Trecho do texto:
>>>>
Minha experiência em campo tende a confirmar o que se diz sobre a interdição aos não- indígenas do conhecimento das particularidades de seus rituais sagrados, da cosmologia de seus mundos, etc. Mas minha pouca experiência também me mostrou que essa dimensão, longe de constituir um domínio separado da vida dos Fulni-ô, ao qual eles só recorreriam a fim de afirmar suas identidades perante as pessoas não indígenas e o estado brasileiro e que eles precisariam manter escondido como quem esconde um tesouro do branco pilhador - atravessa as ações cotidianas e os discursos do dia-a-dia. Praticamente todos os dias escutei sobre fatos corriqueiros ocorridos no último Ouricuri, quase todos os Fulni-ô me falavam da percepção e importância daquele ritual em suas vida. Diante disso, creio que a questão do segredo, se é um limite para a pesquisa junto aos Fulni-ô certamente não é o no sentido geográfico daquilo que encerra e separa os Fulni-ô do outro e impede qualquer ato comunicativo. A chave do enigma não seria, creio, decifrá-lo, mas segui-lo, uma vez que a partir dele os Fulni-ô se enredam em sucessivos processos de diferenciação.
Certo dia, acompanhei Isnar – um amigo Fulni-ô que vem me ajudando no campo com entusiamo – em uma de suas caminhadas, na saída de Águas Belas. Como é um jogador de futebol, reconhecido por suas habilidades, ele tem o hábito de se exercitar diariamente para manter a forma física, no auge de seus quase cinquenta anos. Entre uma passada e outra, falávamos sobre os limites do território Fulni-ô, e de um processo de revisão que está parado na Funai há alguns anos, e eu comentei, com certa indignação, que seria difícil aquilo se concretizar devido à política bélica do nosso atual presidente. Sem mudar de humor, Isnar disse que o atual presidente “não iria fazer nada contra eles”, desconsiderando que ele tivesse qualquer força. Retruquei dizendo que as pessoas, em geral, e incluindo ele, não estavam acreditando do que o eleito era capaz. Mas Isnar mais uma vez desdenhou dos meus alertas. Disse que, “na verdade, eu não podia entender, mas que aquele presidente não tinha nenhum poder sobre os Fulni-ô, que eu podia não acreditar, mas que ele sabia”. Que “quando o presidente pensasse em prejudicar os Fulni-ô, os espíritos que os protegem os avisariam antes, o plano estaria arruinado”. Pois bem, nesses tempos em que a “alteridade tende a perder toda a aspereza” como diz GUATARRI (2001 [1989], p.8), estou interessada em compreender e etnografar o comum (no termos de Stengers) em torno do qual os Fulni-ô se reúnem e o que os “faz pensar, imaginar, criar, de modo que o que cada um faz importa para os outros”. Não estou interessada propriamente nos sinais diacríticos expressivos de sua cultura particular, mas, se posso dizer assim, aos seus pertencimentos, à força presente em suas vidas e que os permitem ser outra coisa que nós. Se Isnar se sente forte e capaz diante do horror que mais vez se instala diante dos indígenas e de nós encarnadas nas figuras abjetas que tomam o poder atualmente é certamente porque os Fulni-ô não desaprenderam a reunir-se em torno de um comum que os permite criar quase infinitamente um campo de possíveis de modo a reiventar suas vidas contitnuamente e resisitir às barbáries que o ocidente vem-lhes impondo há trezentos anos.
<<<<
Excertos dos registros:
>>>>
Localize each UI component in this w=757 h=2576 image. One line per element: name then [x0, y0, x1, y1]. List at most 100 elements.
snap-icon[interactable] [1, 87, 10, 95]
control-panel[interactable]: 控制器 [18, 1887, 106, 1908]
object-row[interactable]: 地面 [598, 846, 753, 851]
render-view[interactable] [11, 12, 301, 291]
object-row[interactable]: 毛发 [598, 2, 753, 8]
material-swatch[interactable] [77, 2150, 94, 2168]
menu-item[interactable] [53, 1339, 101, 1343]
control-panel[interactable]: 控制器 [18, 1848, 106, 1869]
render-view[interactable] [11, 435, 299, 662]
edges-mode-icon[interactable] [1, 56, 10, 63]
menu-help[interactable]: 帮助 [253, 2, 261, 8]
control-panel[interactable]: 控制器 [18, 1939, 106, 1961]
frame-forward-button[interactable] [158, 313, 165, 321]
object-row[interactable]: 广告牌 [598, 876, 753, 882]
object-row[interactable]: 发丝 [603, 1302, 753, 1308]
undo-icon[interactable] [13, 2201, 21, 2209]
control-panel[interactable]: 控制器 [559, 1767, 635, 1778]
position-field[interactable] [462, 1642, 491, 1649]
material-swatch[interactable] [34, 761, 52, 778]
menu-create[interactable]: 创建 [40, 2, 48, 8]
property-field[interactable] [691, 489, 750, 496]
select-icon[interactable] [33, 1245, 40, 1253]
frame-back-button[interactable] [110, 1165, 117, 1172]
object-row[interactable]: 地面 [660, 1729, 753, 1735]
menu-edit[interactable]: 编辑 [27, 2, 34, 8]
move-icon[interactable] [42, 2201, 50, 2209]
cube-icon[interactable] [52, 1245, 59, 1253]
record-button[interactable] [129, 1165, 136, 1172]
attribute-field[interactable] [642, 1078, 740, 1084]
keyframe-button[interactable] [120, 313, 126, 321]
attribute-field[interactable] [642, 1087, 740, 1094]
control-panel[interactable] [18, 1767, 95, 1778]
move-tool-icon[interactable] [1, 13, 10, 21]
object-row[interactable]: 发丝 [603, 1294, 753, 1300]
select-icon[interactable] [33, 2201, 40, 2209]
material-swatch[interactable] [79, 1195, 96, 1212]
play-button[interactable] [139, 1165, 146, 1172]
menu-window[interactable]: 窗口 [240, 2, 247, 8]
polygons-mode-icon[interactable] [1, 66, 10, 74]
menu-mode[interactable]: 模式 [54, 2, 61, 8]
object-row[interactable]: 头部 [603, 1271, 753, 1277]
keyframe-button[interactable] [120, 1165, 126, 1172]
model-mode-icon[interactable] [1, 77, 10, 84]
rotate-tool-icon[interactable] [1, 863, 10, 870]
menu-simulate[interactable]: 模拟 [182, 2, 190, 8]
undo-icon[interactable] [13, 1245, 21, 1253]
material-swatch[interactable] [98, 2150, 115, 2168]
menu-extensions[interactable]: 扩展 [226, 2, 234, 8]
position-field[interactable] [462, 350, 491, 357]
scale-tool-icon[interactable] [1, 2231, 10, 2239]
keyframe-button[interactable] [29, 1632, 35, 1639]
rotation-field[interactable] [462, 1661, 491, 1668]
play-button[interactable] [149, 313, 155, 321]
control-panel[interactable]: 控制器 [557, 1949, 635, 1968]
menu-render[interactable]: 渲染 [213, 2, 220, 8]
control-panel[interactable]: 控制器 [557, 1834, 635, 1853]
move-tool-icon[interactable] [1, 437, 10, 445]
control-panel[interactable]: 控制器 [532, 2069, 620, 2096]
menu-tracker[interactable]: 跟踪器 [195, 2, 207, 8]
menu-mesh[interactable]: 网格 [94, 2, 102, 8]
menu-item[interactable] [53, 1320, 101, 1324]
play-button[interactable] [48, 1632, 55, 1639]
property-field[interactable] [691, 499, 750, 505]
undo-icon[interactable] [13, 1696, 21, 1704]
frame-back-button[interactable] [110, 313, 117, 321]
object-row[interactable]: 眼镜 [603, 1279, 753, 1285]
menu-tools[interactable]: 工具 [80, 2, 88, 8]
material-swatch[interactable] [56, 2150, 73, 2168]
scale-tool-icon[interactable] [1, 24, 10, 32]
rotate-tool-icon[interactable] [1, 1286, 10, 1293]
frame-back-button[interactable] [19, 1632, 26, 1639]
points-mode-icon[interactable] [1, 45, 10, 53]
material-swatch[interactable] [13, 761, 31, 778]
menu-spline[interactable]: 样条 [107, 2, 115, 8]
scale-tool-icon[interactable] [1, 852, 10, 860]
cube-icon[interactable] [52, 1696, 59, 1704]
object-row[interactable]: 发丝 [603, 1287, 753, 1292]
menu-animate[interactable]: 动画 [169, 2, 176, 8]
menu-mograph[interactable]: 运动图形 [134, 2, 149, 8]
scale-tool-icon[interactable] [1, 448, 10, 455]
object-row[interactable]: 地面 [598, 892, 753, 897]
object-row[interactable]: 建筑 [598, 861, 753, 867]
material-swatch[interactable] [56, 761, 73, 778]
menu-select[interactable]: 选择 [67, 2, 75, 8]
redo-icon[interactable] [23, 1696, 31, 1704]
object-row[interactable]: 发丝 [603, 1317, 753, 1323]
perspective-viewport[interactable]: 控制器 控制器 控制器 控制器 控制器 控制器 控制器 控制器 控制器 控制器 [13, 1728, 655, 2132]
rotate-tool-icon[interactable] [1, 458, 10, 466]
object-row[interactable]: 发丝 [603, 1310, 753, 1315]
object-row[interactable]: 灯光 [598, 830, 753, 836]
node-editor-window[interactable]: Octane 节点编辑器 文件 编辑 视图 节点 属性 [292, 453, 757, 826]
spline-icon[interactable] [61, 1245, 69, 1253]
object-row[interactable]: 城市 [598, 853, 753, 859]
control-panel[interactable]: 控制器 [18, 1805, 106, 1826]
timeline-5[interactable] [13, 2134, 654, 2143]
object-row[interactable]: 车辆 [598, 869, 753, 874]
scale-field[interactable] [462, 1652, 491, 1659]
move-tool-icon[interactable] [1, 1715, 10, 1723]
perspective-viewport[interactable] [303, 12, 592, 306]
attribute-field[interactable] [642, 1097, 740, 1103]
<<<<
O que fazer: Relacione, na ordem em que aparecem, todos os nomes próprios mencionados no trecho sobre os Fulni-ô. Responda apenas com base no trecho.

Resposta final: Fulni-ô, Ouricuri, Isnar, Águas Belas, Funai, GUATARRI, Stengers